▶ [Directive] Each entry below is to be transcribed exactly.

[begin Task inputs]

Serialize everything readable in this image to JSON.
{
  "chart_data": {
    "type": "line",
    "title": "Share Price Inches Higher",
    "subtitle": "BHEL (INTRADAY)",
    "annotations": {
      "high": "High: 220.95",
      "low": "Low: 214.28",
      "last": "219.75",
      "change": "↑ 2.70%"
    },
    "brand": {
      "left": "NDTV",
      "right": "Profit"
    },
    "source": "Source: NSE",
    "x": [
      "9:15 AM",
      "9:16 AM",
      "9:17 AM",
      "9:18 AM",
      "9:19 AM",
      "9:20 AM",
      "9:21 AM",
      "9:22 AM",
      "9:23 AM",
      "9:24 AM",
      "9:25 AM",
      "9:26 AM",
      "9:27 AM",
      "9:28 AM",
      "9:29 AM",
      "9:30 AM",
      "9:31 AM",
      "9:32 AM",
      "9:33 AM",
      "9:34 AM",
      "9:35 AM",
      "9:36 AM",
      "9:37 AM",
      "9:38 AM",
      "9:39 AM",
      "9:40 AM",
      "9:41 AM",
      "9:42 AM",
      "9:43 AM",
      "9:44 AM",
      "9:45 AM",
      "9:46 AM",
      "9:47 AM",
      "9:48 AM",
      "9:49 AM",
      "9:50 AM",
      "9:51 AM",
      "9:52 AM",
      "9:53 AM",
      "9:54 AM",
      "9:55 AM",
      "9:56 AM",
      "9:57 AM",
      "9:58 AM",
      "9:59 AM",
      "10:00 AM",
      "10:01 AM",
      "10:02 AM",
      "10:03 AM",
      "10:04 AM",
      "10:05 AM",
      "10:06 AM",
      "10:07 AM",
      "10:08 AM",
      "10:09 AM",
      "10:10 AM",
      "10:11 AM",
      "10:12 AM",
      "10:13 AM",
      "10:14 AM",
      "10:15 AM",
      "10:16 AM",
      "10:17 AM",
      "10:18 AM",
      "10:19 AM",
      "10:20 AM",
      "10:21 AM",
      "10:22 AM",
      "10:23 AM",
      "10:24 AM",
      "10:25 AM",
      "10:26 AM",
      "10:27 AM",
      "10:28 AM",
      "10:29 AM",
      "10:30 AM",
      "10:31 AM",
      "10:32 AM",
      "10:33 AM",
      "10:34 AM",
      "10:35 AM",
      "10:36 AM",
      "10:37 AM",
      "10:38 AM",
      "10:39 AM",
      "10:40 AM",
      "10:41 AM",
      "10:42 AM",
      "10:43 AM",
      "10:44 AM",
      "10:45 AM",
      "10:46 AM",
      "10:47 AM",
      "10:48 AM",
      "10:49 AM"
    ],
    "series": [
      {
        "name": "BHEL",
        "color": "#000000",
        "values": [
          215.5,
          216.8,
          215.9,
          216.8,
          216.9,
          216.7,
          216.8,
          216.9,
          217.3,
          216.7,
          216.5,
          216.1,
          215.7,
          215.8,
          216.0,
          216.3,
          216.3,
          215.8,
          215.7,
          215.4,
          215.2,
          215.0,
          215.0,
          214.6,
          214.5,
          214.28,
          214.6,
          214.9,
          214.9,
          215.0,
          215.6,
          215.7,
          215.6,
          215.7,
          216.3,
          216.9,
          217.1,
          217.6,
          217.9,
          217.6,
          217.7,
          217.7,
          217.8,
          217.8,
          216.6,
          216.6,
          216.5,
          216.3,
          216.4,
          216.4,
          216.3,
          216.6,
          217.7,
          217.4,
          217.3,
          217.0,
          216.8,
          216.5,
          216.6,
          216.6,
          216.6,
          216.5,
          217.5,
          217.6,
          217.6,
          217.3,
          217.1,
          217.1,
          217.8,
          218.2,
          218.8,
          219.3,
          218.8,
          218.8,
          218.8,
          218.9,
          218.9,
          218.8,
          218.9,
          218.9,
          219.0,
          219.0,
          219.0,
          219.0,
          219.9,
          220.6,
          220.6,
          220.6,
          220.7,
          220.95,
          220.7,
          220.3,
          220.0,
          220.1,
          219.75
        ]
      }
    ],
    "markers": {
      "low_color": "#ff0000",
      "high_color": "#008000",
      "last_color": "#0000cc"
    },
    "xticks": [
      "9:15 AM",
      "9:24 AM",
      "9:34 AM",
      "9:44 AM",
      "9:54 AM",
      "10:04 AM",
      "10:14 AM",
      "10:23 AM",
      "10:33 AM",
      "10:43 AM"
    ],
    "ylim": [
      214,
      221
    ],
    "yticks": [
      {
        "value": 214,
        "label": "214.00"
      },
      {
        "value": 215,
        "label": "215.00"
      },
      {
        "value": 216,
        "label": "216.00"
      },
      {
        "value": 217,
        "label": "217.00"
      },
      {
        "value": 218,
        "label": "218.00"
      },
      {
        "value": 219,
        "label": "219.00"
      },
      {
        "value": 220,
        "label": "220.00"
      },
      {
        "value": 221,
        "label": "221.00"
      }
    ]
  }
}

[end Task inputs]

▶ [Written response]
Serialize everything readable in this image to JSON.
{
  "chart_data": {
    "type": "line",
    "title": "Share Price Inches Higher",
    "subtitle": "BHEL (INTRADAY)",
    "annotations": {
      "high": "High: 220.95",
      "low": "Low: 214.28",
      "last": "219.75",
      "change": "↑ 2.70%"
    },
    "brand": {
      "left": "NDTV",
      "right": "Profit"
    },
    "source": "Source: NSE",
    "x": [
      "9:15 AM",
      "9:16 AM",
      "9:17 AM",
      "9:18 AM",
      "9:19 AM",
      "9:20 AM",
      "9:21 AM",
      "9:22 AM",
      "9:23 AM",
      "9:24 AM",
      "9:25 AM",
      "9:26 AM",
      "9:27 AM",
      "9:28 AM",
      "9:29 AM",
      "9:30 AM",
      "9:31 AM",
      "9:32 AM",
      "9:33 AM",
      "9:34 AM",
      "9:35 AM",
      "9:36 AM",
      "9:37 AM",
      "9:38 AM",
      "9:39 AM",
      "9:40 AM",
      "9:41 AM",
      "9:42 AM",
      "9:43 AM",
      "9:44 AM",
      "9:45 AM",
      "9:46 AM",
      "9:47 AM",
      "9:48 AM",
      "9:49 AM",
      "9:50 AM",
      "9:51 AM",
      "9:52 AM",
      "9:53 AM",
      "9:54 AM",
      "9:55 AM",
      "9:56 AM",
      "9:57 AM",
      "9:58 AM",
      "9:59 AM",
      "10:00 AM",
      "10:01 AM",
      "10:02 AM",
      "10:03 AM",
      "10:04 AM",
      "10:05 AM",
      "10:06 AM",
      "10:07 AM",
      "10:08 AM",
      "10:09 AM",
      "10:10 AM",
      "10:11 AM",
      "10:12 AM",
      "10:13 AM",
      "10:14 AM",
      "10:15 AM",
      "10:16 AM",
      "10:17 AM",
      "10:18 AM",
      "10:19 AM",
      "10:20 AM",
      "10:21 AM",
      "10:22 AM",
      "10:23 AM",
      "10:24 AM",
      "10:25 AM",
      "10:26 AM",
      "10:27 AM",
      "10:28 AM",
      "10:29 AM",
      "10:30 AM",
      "10:31 AM",
      "10:32 AM",
      "10:33 AM",
      "10:34 AM",
      "10:35 AM",
      "10:36 AM",
      "10:37 AM",
      "10:38 AM",
      "10:39 AM",
      "10:40 AM",
      "10:41 AM",
      "10:42 AM",
      "10:43 AM",
      "10:44 AM",
      "10:45 AM",
      "10:46 AM",
      "10:47 AM",
      "10:48 AM",
      "10:49 AM"
    ],
    "series": [
      {
        "name": "BHEL",
        "color": "#000000",
        "values": [
          215.5,
          216.8,
          215.9,
          216.8,
          216.9,
          216.7,
          216.8,
          216.9,
          217.3,
          216.7,
          216.5,
          216.1,
          215.7,
          215.8,
          216.0,
          216.3,
          216.3,
          215.8,
          215.7,
          215.4,
          215.2,
          215.0,
          215.0,
          214.6,
          214.5,
          214.28,
          214.6,
          214.9,
          214.9,
          215.0,
          215.6,
          215.7,
          215.6,
          215.7,
          216.3,
          216.9,
          217.1,
          217.6,
          217.9,
          217.6,
          217.7,
          217.7,
          217.8,
          217.8,
          216.6,
          216.6,
          216.5,
          216.3,
          216.4,
          216.4,
          216.3,
          216.6,
          217.7,
          217.4,
          217.3,
          217.0,
          216.8,
          216.5,
          216.6,
          216.6,
          216.6,
          216.5,
          217.5,
          217.6,
          217.6,
          217.3,
          217.1,
          217.1,
          217.8,
          218.2,
          218.8,
          219.3,
          218.8,
          218.8,
          218.8,
          218.9,
          218.9,
          218.8,
          218.9,
          218.9,
          219.0,
          219.0,
          219.0,
          219.0,
          219.9,
          220.6,
          220.6,
          220.6,
          220.7,
          220.95,
          220.7,
          220.3,
          220.0,
          220.1,
          219.75
        ]
      }
    ],
    "markers": {
      "low_color": "#ff0000",
      "high_color": "#008000",
      "last_color": "#0000cc"
    },
    "xticks": [
      "9:15 AM",
      "9:24 AM",
      "9:34 AM",
      "9:44 AM",
      "9:54 AM",
      "10:04 AM",
      "10:14 AM",
      "10:23 AM",
      "10:33 AM",
      "10:43 AM"
    ],
    "ylim": [
      214,
      221
    ],
    "yticks": [
      {
        "value": 214,
        "label": "214.00"
      },
      {
        "value": 215,
        "label": "215.00"
      },
      {
        "value": 216,
        "label": "216.00"
      },
      {
        "value": 217,
        "label": "217.00"
      },
      {
        "value": 218,
        "label": "218.00"
      },
      {
        "value": 219,
        "label": "219.00"
      },
      {
        "value": 220,
        "label": "220.00"
      },
      {
        "value": 221,
        "label": "221.00"
      }
    ]
  }
}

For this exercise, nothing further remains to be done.